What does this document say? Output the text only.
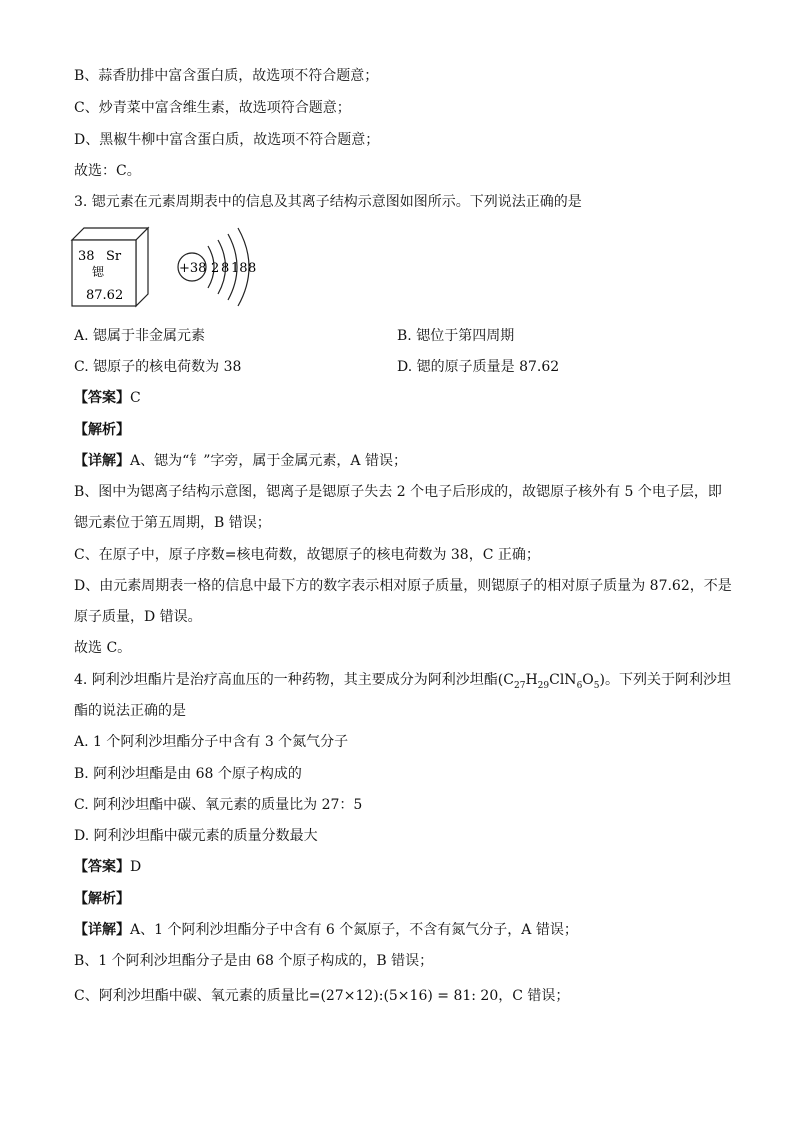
B、蒜香肋排中富含蛋白质，故选项不符合题意；
C、炒青菜中富含维生素，故选项符合题意；
D、黑椒牛柳中富含蛋白质，故选项不符合题意；
故选：C。
3. 锶元素在元素周期表中的信息及其离子结构示意图如图所示。下列说法正确的是
38 Sr
锶
87.62
+38 2 8 18 8
A. 锶属于非金属元素	B. 锶位于第四周期
C. 锶原子的核电荷数为 38	D. 锶的原子质量是 87.62
【答案】C
【解析】
【详解】A、锶为“钅”字旁，属于金属元素，A 错误；
B、图中为锶离子结构示意图，锶离子是锶原子失去 2 个电子后形成的，故锶原子核外有 5 个电子层，即
锶元素位于第五周期，B 错误；
C、在原子中，原子序数=核电荷数，故锶原子的核电荷数为 38，C 正确；
D、由元素周期表一格的信息中最下方的数字表示相对原子质量，则锶原子的相对原子质量为 87.62，不是
原子质量，D 错误。
故选 C。
4. 阿利沙坦酯片是治疗高血压的一种药物，其主要成分为阿利沙坦酯$(C_{27}H_{29}ClN_6O_5)$。下列关于阿利沙坦
酯的说法正确的是
A. 1 个阿利沙坦酯分子中含有 3 个氮气分子
B. 阿利沙坦酯是由 68 个原子构成的
C. 阿利沙坦酯中碳、氧元素的质量比为 27：5
D. 阿利沙坦酯中碳元素的质量分数最大
【答案】D
【解析】
【详解】A、1 个阿利沙坦酯分子中含有 6 个氮原子，不含有氮气分子，A 错误；
B、1 个阿利沙坦酯分子是由 68 个原子构成的，B 错误；
C、阿利沙坦酯中碳、氧元素的质量比=(27×12):(5×16) = 81: 20，C 错误；
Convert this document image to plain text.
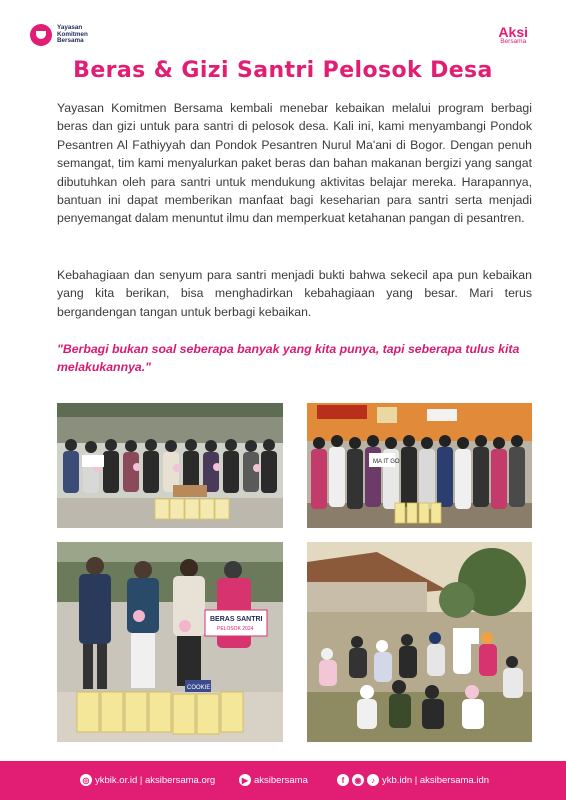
Yayasan
Komitmen
Bersama
Aksi
Bersama
Beras & Gizi Santri Pelosok Desa

Yayasan Komitmen Bersama kembali menebar kebaikan melalui program berbagi beras dan gizi untuk para santri di pelosok desa. Kali ini, kami menyambangi Pondok Pesantren Al Fathiyyah dan Pondok Pesantren Nurul Ma'ani di Bogor. Dengan penuh semangat, tim kami menyalurkan paket beras dan bahan makanan bergizi yang sangat dibutuhkan oleh para santri untuk mendukung aktivitas belajar mereka. Harapannya, bantuan ini dapat memberikan manfaat bagi keseharian para santri serta menjadi penyemangat dalam menuntut ilmu dan memperkuat ketahanan pangan di pesantren.

Kebahagiaan dan senyum para santri menjadi bukti bahwa sekecil apa pun kebaikan yang kita berikan, bisa menghadirkan kebahagiaan yang besar. Mari terus bergandengan tangan untuk berbagi kebaikan.

"Berbagi bukan soal seberapa banyak yang kita punya, tapi seberapa tulus kita melakukannya."

MA IT GO
BERAS SANTRI
PELOSOK 2024
COOKIE
◎ ykbik.or.id | aksibersama.org	▶ aksibersama	f	◉	♪ ykb.idn | aksibersama.idn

Direction: All preceding records should be duplicated verbatim, images excepted.

Completed task:
What does this document say? Output the text only.
B、蒜香肋排中富含蛋白质，故选项不符合题意；
C、炒青菜中富含维生素，故选项符合题意；
D、黑椒牛柳中富含蛋白质，故选项不符合题意；
故选：C。
3. 锶元素在元素周期表中的信息及其离子结构示意图如图所示。下列说法正确的是
38 Sr
锶
87.62
+38 2 8 18 8
A. 锶属于非金属元素	B. 锶位于第四周期
C. 锶原子的核电荷数为 38	D. 锶的原子质量是 87.62
【答案】C
【解析】
【详解】A、锶为“钅”字旁，属于金属元素，A 错误；
B、图中为锶离子结构示意图，锶离子是锶原子失去 2 个电子后形成的，故锶原子核外有 5 个电子层，即
锶元素位于第五周期，B 错误；
C、在原子中，原子序数=核电荷数，故锶原子的核电荷数为 38，C 正确；
D、由元素周期表一格的信息中最下方的数字表示相对原子质量，则锶原子的相对原子质量为 87.62，不是
原子质量，D 错误。
故选 C。
4. 阿利沙坦酯片是治疗高血压的一种药物，其主要成分为阿利沙坦酯$(C_{27}H_{29}ClN_6O_5)$。下列关于阿利沙坦
酯的说法正确的是
A. 1 个阿利沙坦酯分子中含有 3 个氮气分子
B. 阿利沙坦酯是由 68 个原子构成的
C. 阿利沙坦酯中碳、氧元素的质量比为 27：5
D. 阿利沙坦酯中碳元素的质量分数最大
【答案】D
【解析】
【详解】A、1 个阿利沙坦酯分子中含有 6 个氮原子，不含有氮气分子，A 错误；
B、1 个阿利沙坦酯分子是由 68 个原子构成的，B 错误；
C、阿利沙坦酯中碳、氧元素的质量比=(27×12):(5×16) = 81: 20，C 错误；
Convert this document image to plain text.
Yayasan
Komitmen
Bersama
Aksi
Bersama
Beras & Gizi Santri Pelosok Desa

Yayasan Komitmen Bersama kembali menebar kebaikan melalui program berbagi beras dan gizi untuk para santri di pelosok desa. Kali ini, kami menyambangi Pondok Pesantren Al Fathiyyah dan Pondok Pesantren Nurul Ma'ani di Bogor. Dengan penuh semangat, tim kami menyalurkan paket beras dan bahan makanan bergizi yang sangat dibutuhkan oleh para santri untuk mendukung aktivitas belajar mereka. Harapannya, bantuan ini dapat memberikan manfaat bagi keseharian para santri serta menjadi penyemangat dalam menuntut ilmu dan memperkuat ketahanan pangan di pesantren.

Kebahagiaan dan senyum para santri menjadi bukti bahwa sekecil apa pun kebaikan yang kita berikan, bisa menghadirkan kebahagiaan yang besar. Mari terus bergandengan tangan untuk berbagi kebaikan.

"Berbagi bukan soal seberapa banyak yang kita punya, tapi seberapa tulus kita melakukannya."

MA IT GO
BERAS SANTRI
PELOSOK 2024
COOKIE
◎ ykbik.or.id | aksibersama.org	▶ aksibersama	f	◉	♪ ykb.idn | aksibersama.idn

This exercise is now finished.